■ REQUEST
Please give the data below again in full, exactly as it stands.

■ THE RECORDS
»»

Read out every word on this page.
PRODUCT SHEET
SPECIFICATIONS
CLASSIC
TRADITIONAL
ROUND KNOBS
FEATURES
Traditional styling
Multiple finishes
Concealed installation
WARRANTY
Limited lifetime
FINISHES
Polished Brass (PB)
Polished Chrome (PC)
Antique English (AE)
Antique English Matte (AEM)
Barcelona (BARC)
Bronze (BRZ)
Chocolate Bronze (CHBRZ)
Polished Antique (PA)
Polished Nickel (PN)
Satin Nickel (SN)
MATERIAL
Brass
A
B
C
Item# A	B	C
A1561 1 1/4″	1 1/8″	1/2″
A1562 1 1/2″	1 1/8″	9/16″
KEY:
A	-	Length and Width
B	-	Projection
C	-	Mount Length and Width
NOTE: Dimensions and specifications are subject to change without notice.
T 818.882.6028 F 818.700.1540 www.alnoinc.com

««

■ EXERCISE OUTPUT
Read out every word on this page.
PRODUCT SHEET
SPECIFICATIONS
CLASSIC
TRADITIONAL
ROUND KNOBS
FEATURES
Traditional styling
Multiple finishes
Concealed installation
WARRANTY
Limited lifetime
FINISHES
Polished Brass (PB)
Polished Chrome (PC)
Antique English (AE)
Antique English Matte (AEM)
Barcelona (BARC)
Bronze (BRZ)
Chocolate Bronze (CHBRZ)
Polished Antique (PA)
Polished Nickel (PN)
Satin Nickel (SN)
MATERIAL
Brass
A
B
C
Item# A	B	C
A1561 1 1/4″	1 1/8″	1/2″
A1562 1 1/2″	1 1/8″	9/16″
KEY:
A	-	Length and Width
B	-	Projection
C	-	Mount Length and Width
NOTE: Dimensions and specifications are subject to change without notice.
T 818.882.6028 F 818.700.1540 www.alnoinc.com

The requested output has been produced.